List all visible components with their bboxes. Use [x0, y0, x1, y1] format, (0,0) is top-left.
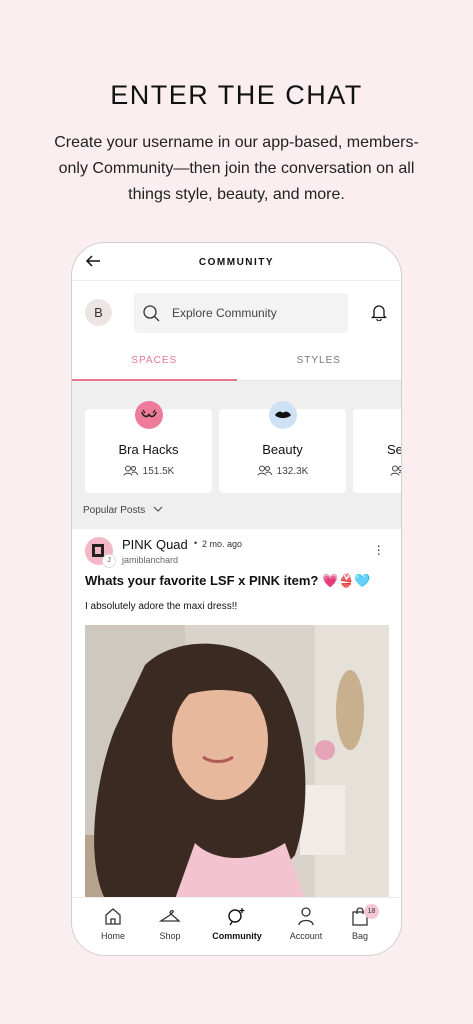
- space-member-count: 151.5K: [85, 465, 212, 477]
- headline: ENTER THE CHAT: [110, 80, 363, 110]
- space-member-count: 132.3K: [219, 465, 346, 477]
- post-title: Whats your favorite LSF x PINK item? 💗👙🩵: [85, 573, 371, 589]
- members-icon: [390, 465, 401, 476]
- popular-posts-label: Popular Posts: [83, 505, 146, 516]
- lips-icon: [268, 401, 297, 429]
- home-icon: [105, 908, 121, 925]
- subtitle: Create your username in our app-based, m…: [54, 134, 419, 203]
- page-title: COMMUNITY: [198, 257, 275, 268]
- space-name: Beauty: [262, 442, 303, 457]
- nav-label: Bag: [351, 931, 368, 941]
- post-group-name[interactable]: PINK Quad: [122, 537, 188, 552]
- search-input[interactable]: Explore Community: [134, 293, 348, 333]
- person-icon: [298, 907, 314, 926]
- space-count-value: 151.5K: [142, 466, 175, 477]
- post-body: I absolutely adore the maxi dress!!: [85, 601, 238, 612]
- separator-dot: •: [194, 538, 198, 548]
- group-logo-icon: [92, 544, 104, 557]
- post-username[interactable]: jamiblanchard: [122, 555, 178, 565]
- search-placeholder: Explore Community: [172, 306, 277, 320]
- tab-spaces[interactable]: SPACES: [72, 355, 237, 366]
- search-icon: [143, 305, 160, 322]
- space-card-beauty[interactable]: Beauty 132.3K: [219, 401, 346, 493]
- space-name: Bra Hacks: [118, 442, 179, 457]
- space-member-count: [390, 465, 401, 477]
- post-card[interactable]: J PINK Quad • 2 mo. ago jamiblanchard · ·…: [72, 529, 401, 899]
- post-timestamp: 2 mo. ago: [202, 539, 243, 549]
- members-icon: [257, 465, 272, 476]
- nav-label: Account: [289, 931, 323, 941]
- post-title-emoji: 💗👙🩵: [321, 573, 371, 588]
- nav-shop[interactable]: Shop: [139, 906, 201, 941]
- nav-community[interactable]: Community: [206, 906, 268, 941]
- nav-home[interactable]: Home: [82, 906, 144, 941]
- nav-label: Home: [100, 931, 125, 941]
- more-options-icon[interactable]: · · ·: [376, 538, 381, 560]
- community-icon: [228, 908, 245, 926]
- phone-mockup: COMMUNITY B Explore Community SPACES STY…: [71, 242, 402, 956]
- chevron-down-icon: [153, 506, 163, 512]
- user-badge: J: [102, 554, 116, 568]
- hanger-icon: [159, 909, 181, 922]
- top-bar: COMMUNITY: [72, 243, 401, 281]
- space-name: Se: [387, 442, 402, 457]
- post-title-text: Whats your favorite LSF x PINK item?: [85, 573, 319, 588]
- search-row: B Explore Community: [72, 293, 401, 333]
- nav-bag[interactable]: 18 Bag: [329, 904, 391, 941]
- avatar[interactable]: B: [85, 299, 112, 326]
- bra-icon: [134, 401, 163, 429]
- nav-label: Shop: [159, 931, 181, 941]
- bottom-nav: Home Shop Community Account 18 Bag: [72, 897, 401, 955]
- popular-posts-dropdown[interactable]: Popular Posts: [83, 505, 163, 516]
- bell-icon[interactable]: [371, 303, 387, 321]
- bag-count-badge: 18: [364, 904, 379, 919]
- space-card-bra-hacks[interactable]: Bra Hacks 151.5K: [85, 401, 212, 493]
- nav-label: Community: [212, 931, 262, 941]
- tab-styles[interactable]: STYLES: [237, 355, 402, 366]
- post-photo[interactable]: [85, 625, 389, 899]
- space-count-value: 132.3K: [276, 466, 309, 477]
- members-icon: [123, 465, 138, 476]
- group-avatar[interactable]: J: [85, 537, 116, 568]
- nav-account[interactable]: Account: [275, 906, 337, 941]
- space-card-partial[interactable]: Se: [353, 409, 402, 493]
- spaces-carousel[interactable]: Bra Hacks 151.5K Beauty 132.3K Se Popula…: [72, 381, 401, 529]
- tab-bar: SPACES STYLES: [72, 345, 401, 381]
§
Ripeti senza alcuna modifica le righe dei record, cominciando da quella che contiene "- space-member-count: 151.5K: [85, 465, 212, 477]" e proseguendo fino a quella che contiene "- nav-label: Bag: [351, 931, 368, 941]", entrambe incluse.

* [Risposta al compito]:
- space-member-count: 151.5K: [85, 465, 212, 477]
- headline: ENTER THE CHAT: [110, 80, 363, 110]
- space-member-count: 132.3K: [219, 465, 346, 477]
- post-title: Whats your favorite LSF x PINK item? 💗👙🩵: [85, 573, 371, 589]
- members-icon: [390, 465, 401, 476]
- popular-posts-label: Popular Posts: [83, 505, 146, 516]
- lips-icon: [268, 401, 297, 429]
- home-icon: [105, 908, 121, 925]
- subtitle: Create your username in our app-based, m…: [54, 134, 419, 203]
- page-title: COMMUNITY: [198, 257, 275, 268]
- space-name: Beauty: [262, 442, 303, 457]
- nav-label: Bag: [351, 931, 368, 941]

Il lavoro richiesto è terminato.